_Given exercise_. Look through the listing and locate every line containing the word "adalah"; copy those lines.

------ Source material ------

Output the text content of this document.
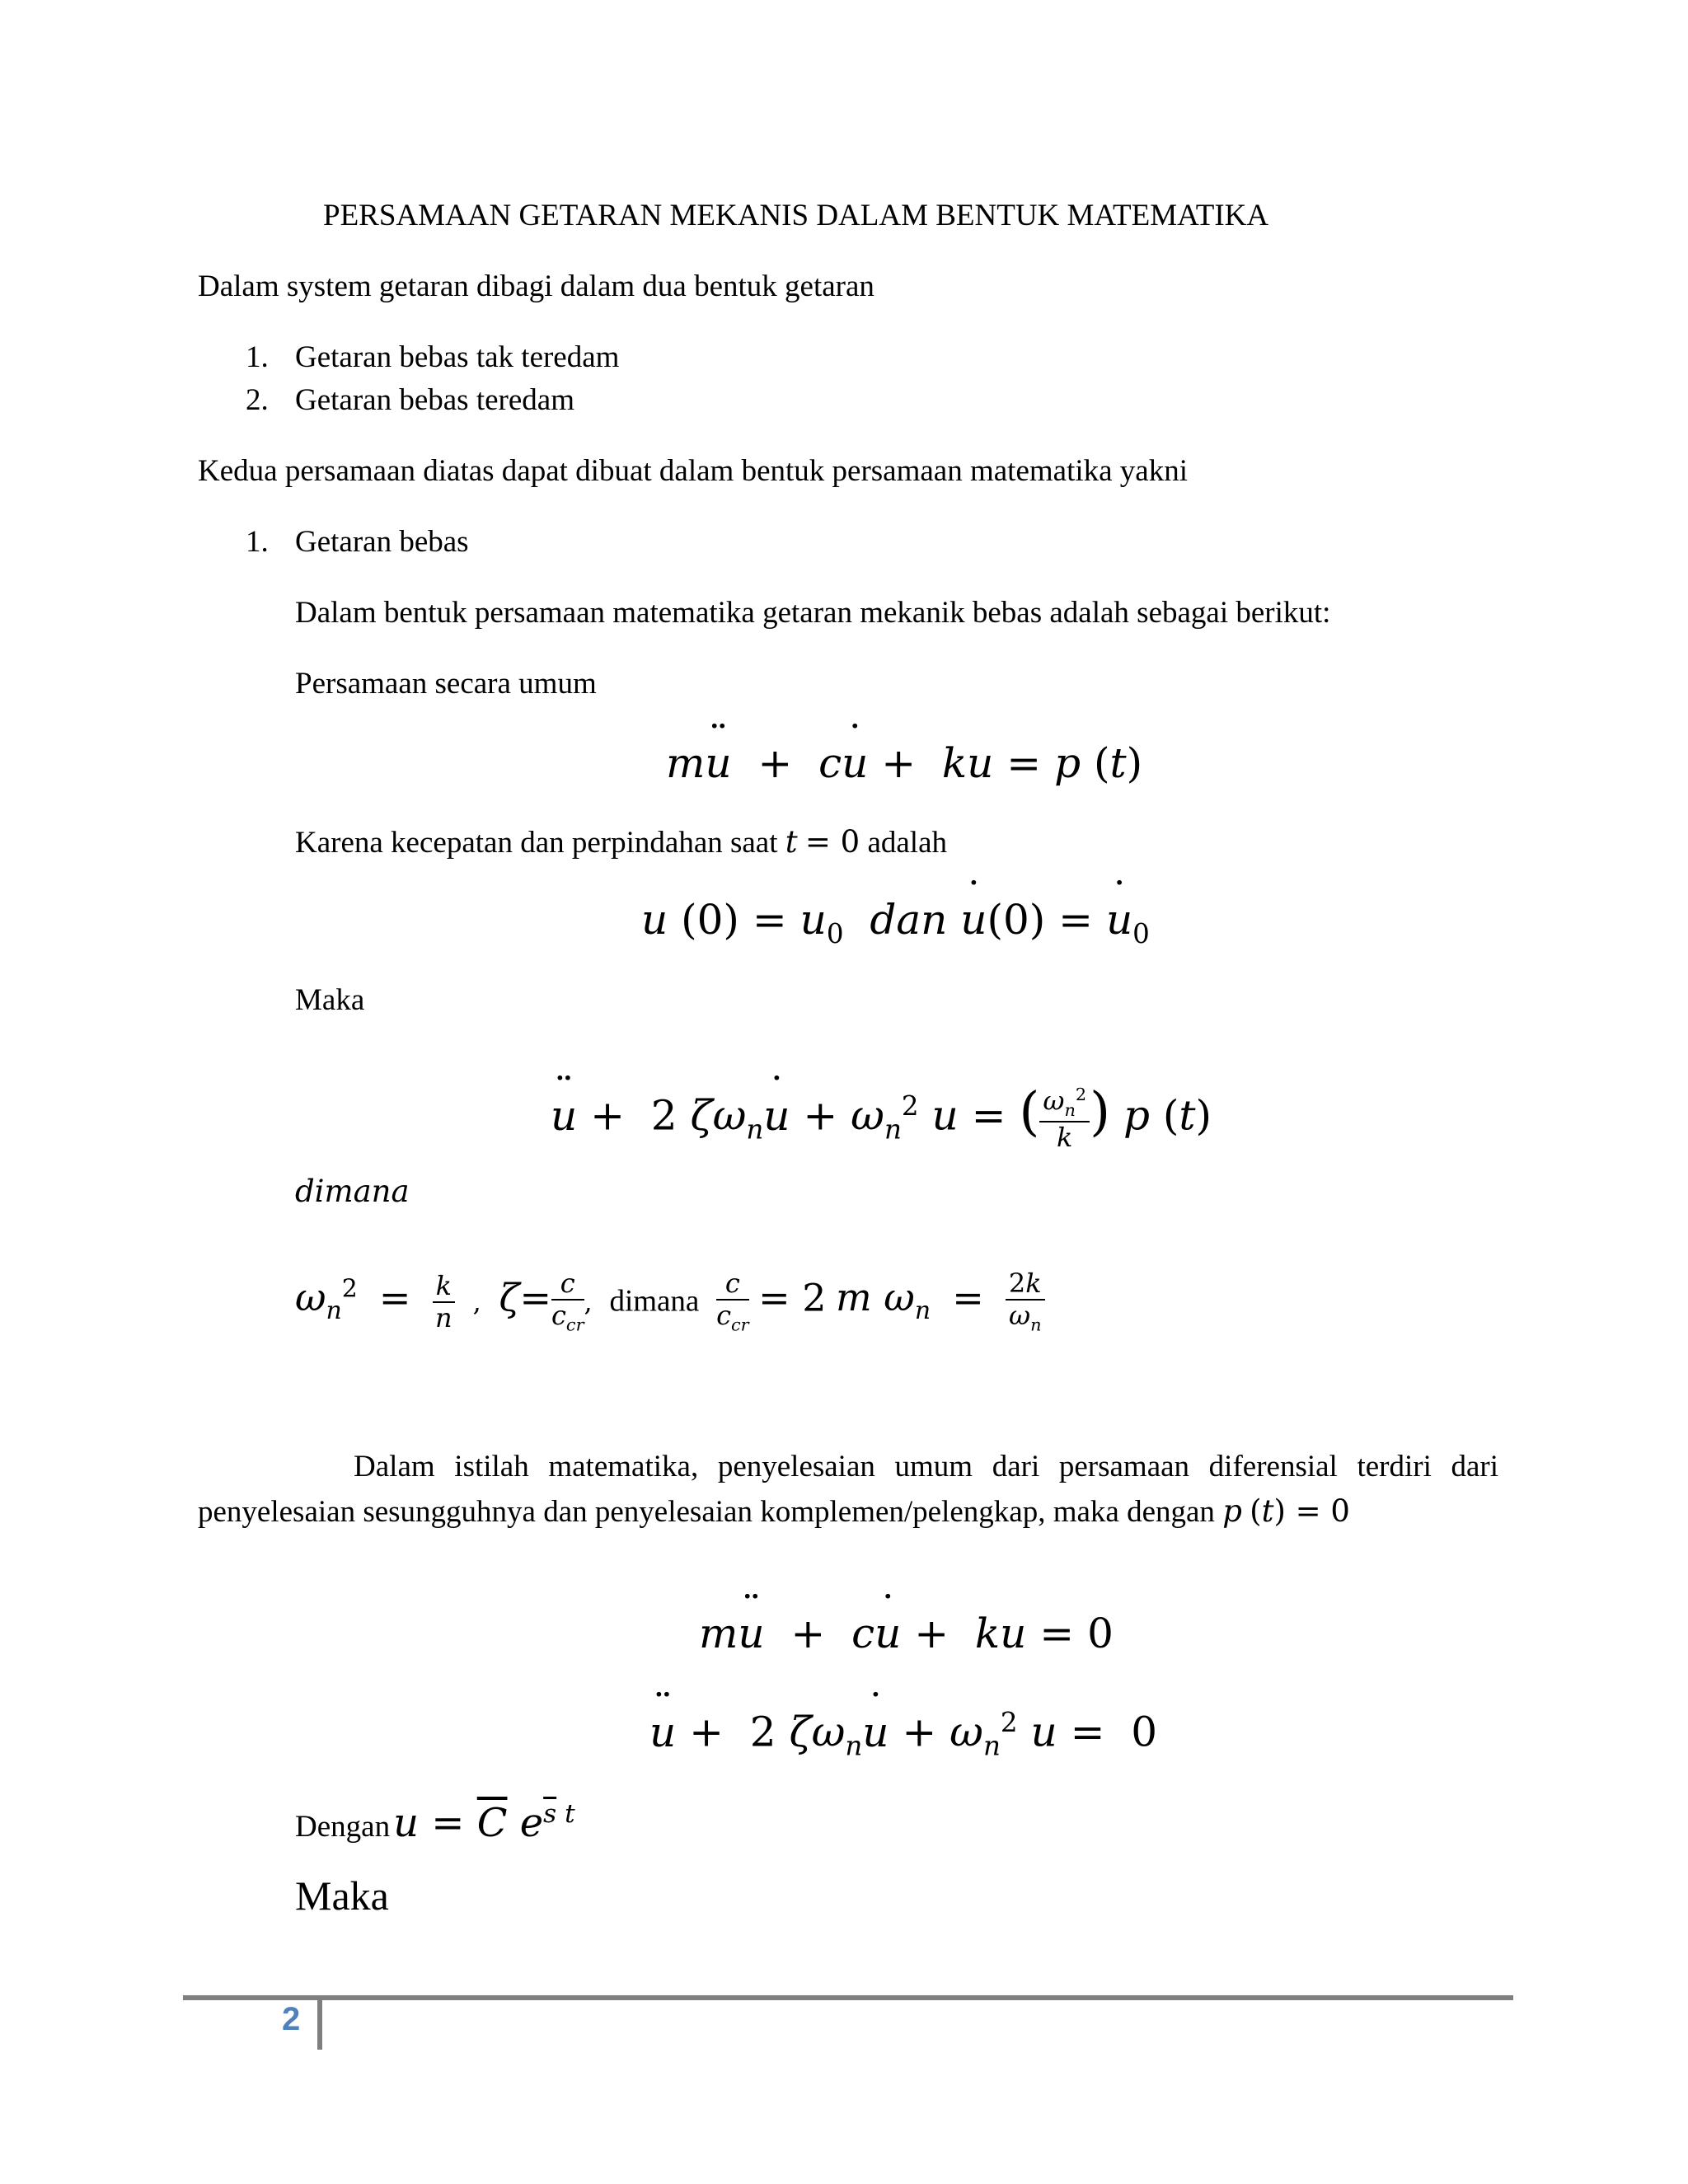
PERSAMAAN GETARAN MEKANIS DALAM BENTUK MATEMATIKA
Dalam system getaran dibagi dalam dua bentuk getaran
1. Getaran bebas tak teredam
2. Getaran bebas teredam
Kedua persamaan diatas dapat dibuat dalam bentuk persamaan matematika yakni
1. Getaran bebas
Dalam bentuk persamaan matematika getaran mekanik bebas adalah sebagai berikut:
Persamaan secara umum
mu ¨  +  cu ˙ +  ku = p (t)
Karena kecepatan dan perpindahan saat t = 0 adalah
u $(0) = u_0$  dan u ˙(0) = u $˙_0$
Maka
u ¨ +  2 $\zeta\omega_nu$ ˙ + $\omega_n^2$ u = ( $\frac{\omega_n^2}{k}$ ) p (t)
dimana
$\omega_n^2 = \frac{k}{n}$ ,  $\zeta= \frac{c}{c_{cr}}$ , dimana $\frac{c}{c_{cr}} = 2$ m $\omega_n = \frac{2k}{\omega_n}$
Dalam istilah matematika, penyelesaian umum dari persamaan diferensial terdiri dari
penyelesaian sesungguhnya dan penyelesaian komplemen/pelengkap, maka dengan p (t) = 0
mu ¨  +  cu ˙ +  ku = 0
u ¨ +  2 $\zeta\omega_nu$ ˙ + $\omega_n^2$ u =  0
Dengan $u = \overline{C}$ $e^{\overline{s} t}$
Maka
2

------

_Task answer_.
Dalam bentuk persamaan matematika getaran mekanik bebas adalah sebagai berikut:
Karena kecepatan dan perpindahan saat t = 0 adalah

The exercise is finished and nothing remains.